__Data for the task__.
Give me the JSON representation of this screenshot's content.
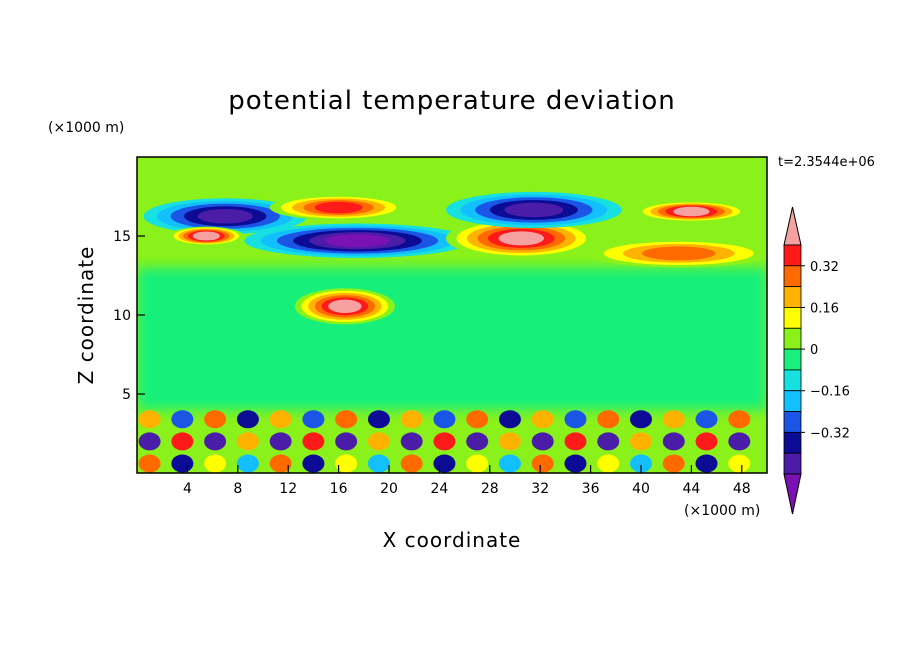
{
  "chart_data": {
    "type": "heatmap",
    "title": "potential temperature deviation",
    "xlabel": "X coordinate",
    "ylabel": "Z coordinate",
    "x_units": "(×1000 m)",
    "z_units": "(×1000 m)",
    "timestamp": "t=2.3544e+06",
    "xlim": [
      0,
      50
    ],
    "ylim": [
      0,
      20
    ],
    "x_ticks": [
      4,
      8,
      12,
      16,
      20,
      24,
      28,
      32,
      36,
      40,
      44,
      48
    ],
    "y_ticks": [
      5,
      10,
      15
    ],
    "colorbar": {
      "levels": [
        -0.48,
        -0.4,
        -0.32,
        -0.24,
        -0.16,
        -0.08,
        0,
        0.08,
        0.16,
        0.24,
        0.32,
        0.4,
        0.48
      ],
      "tick_labels": [
        "0.32",
        "0.16",
        "0",
        "−0.16",
        "−0.32"
      ],
      "tick_values": [
        0.32,
        0.16,
        0,
        -0.16,
        -0.32
      ],
      "colors": [
        "#7a11b3",
        "#4b1ca8",
        "#0b0b95",
        "#1a55e6",
        "#12bfff",
        "#16e0e0",
        "#19ef7a",
        "#8bf11a",
        "#ffff00",
        "#ffb300",
        "#ff6a00",
        "#ff1a1a",
        "#f5a1a1"
      ]
    },
    "features": [
      {
        "x": [
          1,
          13
        ],
        "z": [
          15.3,
          17.2
        ],
        "value": -0.4
      },
      {
        "x": [
          3,
          8
        ],
        "z": [
          14.6,
          15.4
        ],
        "value": 0.48
      },
      {
        "x": [
          9,
          26
        ],
        "z": [
          13.8,
          15.6
        ],
        "value": -0.48
      },
      {
        "x": [
          11,
          21
        ],
        "z": [
          16.2,
          17.4
        ],
        "value": 0.4
      },
      {
        "x": [
          25,
          36
        ],
        "z": [
          13.8,
          15.9
        ],
        "value": 0.48
      },
      {
        "x": [
          25,
          38
        ],
        "z": [
          15.7,
          17.6
        ],
        "value": -0.4
      },
      {
        "x": [
          36,
          50
        ],
        "z": [
          13.2,
          14.6
        ],
        "value": 0.32
      },
      {
        "x": [
          40,
          48
        ],
        "z": [
          16.1,
          17.0
        ],
        "value": 0.48
      },
      {
        "x": [
          13,
          20
        ],
        "z": [
          9.6,
          11.5
        ],
        "value": 0.48
      },
      {
        "x": [
          1,
          50
        ],
        "z": [
          0.0,
          3.8
        ],
        "value": 0.0
      }
    ]
  }
}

__Work to do__. Leave the pictures out and output the rest of the listing exactly.

__Result of the task__.
Give me the JSON representation of this screenshot's content.
{
  "chart_data": {
    "type": "heatmap",
    "title": "potential temperature deviation",
    "xlabel": "X coordinate",
    "ylabel": "Z coordinate",
    "x_units": "(×1000 m)",
    "z_units": "(×1000 m)",
    "timestamp": "t=2.3544e+06",
    "xlim": [
      0,
      50
    ],
    "ylim": [
      0,
      20
    ],
    "x_ticks": [
      4,
      8,
      12,
      16,
      20,
      24,
      28,
      32,
      36,
      40,
      44,
      48
    ],
    "y_ticks": [
      5,
      10,
      15
    ],
    "colorbar": {
      "levels": [
        -0.48,
        -0.4,
        -0.32,
        -0.24,
        -0.16,
        -0.08,
        0,
        0.08,
        0.16,
        0.24,
        0.32,
        0.4,
        0.48
      ],
      "tick_labels": [
        "0.32",
        "0.16",
        "0",
        "−0.16",
        "−0.32"
      ],
      "tick_values": [
        0.32,
        0.16,
        0,
        -0.16,
        -0.32
      ],
      "colors": [
        "#7a11b3",
        "#4b1ca8",
        "#0b0b95",
        "#1a55e6",
        "#12bfff",
        "#16e0e0",
        "#19ef7a",
        "#8bf11a",
        "#ffff00",
        "#ffb300",
        "#ff6a00",
        "#ff1a1a",
        "#f5a1a1"
      ]
    },
    "features": [
      {
        "x": [
          1,
          13
        ],
        "z": [
          15.3,
          17.2
        ],
        "value": -0.4
      },
      {
        "x": [
          3,
          8
        ],
        "z": [
          14.6,
          15.4
        ],
        "value": 0.48
      },
      {
        "x": [
          9,
          26
        ],
        "z": [
          13.8,
          15.6
        ],
        "value": -0.48
      },
      {
        "x": [
          11,
          21
        ],
        "z": [
          16.2,
          17.4
        ],
        "value": 0.4
      },
      {
        "x": [
          25,
          36
        ],
        "z": [
          13.8,
          15.9
        ],
        "value": 0.48
      },
      {
        "x": [
          25,
          38
        ],
        "z": [
          15.7,
          17.6
        ],
        "value": -0.4
      },
      {
        "x": [
          36,
          50
        ],
        "z": [
          13.2,
          14.6
        ],
        "value": 0.32
      },
      {
        "x": [
          40,
          48
        ],
        "z": [
          16.1,
          17.0
        ],
        "value": 0.48
      },
      {
        "x": [
          13,
          20
        ],
        "z": [
          9.6,
          11.5
        ],
        "value": 0.48
      },
      {
        "x": [
          1,
          50
        ],
        "z": [
          0.0,
          3.8
        ],
        "value": 0.0
      }
    ]
  }
}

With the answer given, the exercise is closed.